▽

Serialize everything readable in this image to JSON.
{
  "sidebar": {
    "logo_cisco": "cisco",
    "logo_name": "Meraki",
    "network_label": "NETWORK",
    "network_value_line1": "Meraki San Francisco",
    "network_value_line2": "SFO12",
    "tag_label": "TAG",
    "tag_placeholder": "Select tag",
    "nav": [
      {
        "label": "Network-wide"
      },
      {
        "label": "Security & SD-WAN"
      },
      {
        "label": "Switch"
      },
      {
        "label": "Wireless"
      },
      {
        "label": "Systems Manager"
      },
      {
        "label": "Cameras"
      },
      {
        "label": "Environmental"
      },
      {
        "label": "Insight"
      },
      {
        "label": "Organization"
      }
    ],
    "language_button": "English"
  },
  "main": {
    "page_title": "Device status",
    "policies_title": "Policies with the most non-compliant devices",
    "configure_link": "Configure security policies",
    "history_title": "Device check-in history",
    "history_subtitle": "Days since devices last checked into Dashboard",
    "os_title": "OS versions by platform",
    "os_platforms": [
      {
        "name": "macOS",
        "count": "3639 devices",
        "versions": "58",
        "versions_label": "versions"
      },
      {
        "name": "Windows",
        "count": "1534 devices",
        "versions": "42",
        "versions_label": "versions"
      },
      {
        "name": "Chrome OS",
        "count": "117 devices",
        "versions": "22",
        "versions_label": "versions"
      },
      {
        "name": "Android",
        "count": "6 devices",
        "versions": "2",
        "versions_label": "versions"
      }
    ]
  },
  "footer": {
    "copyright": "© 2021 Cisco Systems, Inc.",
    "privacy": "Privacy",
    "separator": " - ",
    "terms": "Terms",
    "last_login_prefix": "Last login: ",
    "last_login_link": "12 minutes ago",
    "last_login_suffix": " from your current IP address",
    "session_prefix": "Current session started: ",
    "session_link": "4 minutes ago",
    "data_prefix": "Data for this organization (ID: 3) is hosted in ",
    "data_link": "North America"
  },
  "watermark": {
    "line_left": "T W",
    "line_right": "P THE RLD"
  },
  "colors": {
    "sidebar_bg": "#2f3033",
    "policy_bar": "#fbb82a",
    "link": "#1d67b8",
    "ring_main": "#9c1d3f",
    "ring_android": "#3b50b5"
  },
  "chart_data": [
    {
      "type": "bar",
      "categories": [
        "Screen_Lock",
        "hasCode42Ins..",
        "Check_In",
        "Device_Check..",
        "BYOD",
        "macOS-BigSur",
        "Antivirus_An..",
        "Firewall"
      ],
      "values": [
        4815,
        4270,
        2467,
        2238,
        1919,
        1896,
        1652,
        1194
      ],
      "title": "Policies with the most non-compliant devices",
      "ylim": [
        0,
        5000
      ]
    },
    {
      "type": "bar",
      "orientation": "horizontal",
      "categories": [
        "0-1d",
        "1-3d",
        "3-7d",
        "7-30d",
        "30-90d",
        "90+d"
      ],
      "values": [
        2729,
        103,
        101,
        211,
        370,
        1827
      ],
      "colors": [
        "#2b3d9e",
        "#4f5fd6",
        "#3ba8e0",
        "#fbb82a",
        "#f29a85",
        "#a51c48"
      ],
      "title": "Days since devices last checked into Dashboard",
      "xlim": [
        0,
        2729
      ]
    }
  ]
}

△

Give the entries again exactly, every one.

Serialize everything readable in this image to JSON.
{
  "sidebar": {
    "logo_cisco": "cisco",
    "logo_name": "Meraki",
    "network_label": "NETWORK",
    "network_value_line1": "Meraki San Francisco",
    "network_value_line2": "SFO12",
    "tag_label": "TAG",
    "tag_placeholder": "Select tag",
    "nav": [
      {
        "label": "Network-wide"
      },
      {
        "label": "Security & SD-WAN"
      },
      {
        "label": "Switch"
      },
      {
        "label": "Wireless"
      },
      {
        "label": "Systems Manager"
      },
      {
        "label": "Cameras"
      },
      {
        "label": "Environmental"
      },
      {
        "label": "Insight"
      },
      {
        "label": "Organization"
      }
    ],
    "language_button": "English"
  },
  "main": {
    "page_title": "Device status",
    "policies_title": "Policies with the most non-compliant devices",
    "configure_link": "Configure security policies",
    "history_title": "Device check-in history",
    "history_subtitle": "Days since devices last checked into Dashboard",
    "os_title": "OS versions by platform",
    "os_platforms": [
      {
        "name": "macOS",
        "count": "3639 devices",
        "versions": "58",
        "versions_label": "versions"
      },
      {
        "name": "Windows",
        "count": "1534 devices",
        "versions": "42",
        "versions_label": "versions"
      },
      {
        "name": "Chrome OS",
        "count": "117 devices",
        "versions": "22",
        "versions_label": "versions"
      },
      {
        "name": "Android",
        "count": "6 devices",
        "versions": "2",
        "versions_label": "versions"
      }
    ]
  },
  "footer": {
    "copyright": "© 2021 Cisco Systems, Inc.",
    "privacy": "Privacy",
    "separator": " - ",
    "terms": "Terms",
    "last_login_prefix": "Last login: ",
    "last_login_link": "12 minutes ago",
    "last_login_suffix": " from your current IP address",
    "session_prefix": "Current session started: ",
    "session_link": "4 minutes ago",
    "data_prefix": "Data for this organization (ID: 3) is hosted in ",
    "data_link": "North America"
  },
  "watermark": {
    "line_left": "T W",
    "line_right": "P THE RLD"
  },
  "colors": {
    "sidebar_bg": "#2f3033",
    "policy_bar": "#fbb82a",
    "link": "#1d67b8",
    "ring_main": "#9c1d3f",
    "ring_android": "#3b50b5"
  },
  "chart_data": [
    {
      "type": "bar",
      "categories": [
        "Screen_Lock",
        "hasCode42Ins..",
        "Check_In",
        "Device_Check..",
        "BYOD",
        "macOS-BigSur",
        "Antivirus_An..",
        "Firewall"
      ],
      "values": [
        4815,
        4270,
        2467,
        2238,
        1919,
        1896,
        1652,
        1194
      ],
      "title": "Policies with the most non-compliant devices",
      "ylim": [
        0,
        5000
      ]
    },
    {
      "type": "bar",
      "orientation": "horizontal",
      "categories": [
        "0-1d",
        "1-3d",
        "3-7d",
        "7-30d",
        "30-90d",
        "90+d"
      ],
      "values": [
        2729,
        103,
        101,
        211,
        370,
        1827
      ],
      "colors": [
        "#2b3d9e",
        "#4f5fd6",
        "#3ba8e0",
        "#fbb82a",
        "#f29a85",
        "#a51c48"
      ],
      "title": "Days since devices last checked into Dashboard",
      "xlim": [
        0,
        2729
      ]
    }
  ]
}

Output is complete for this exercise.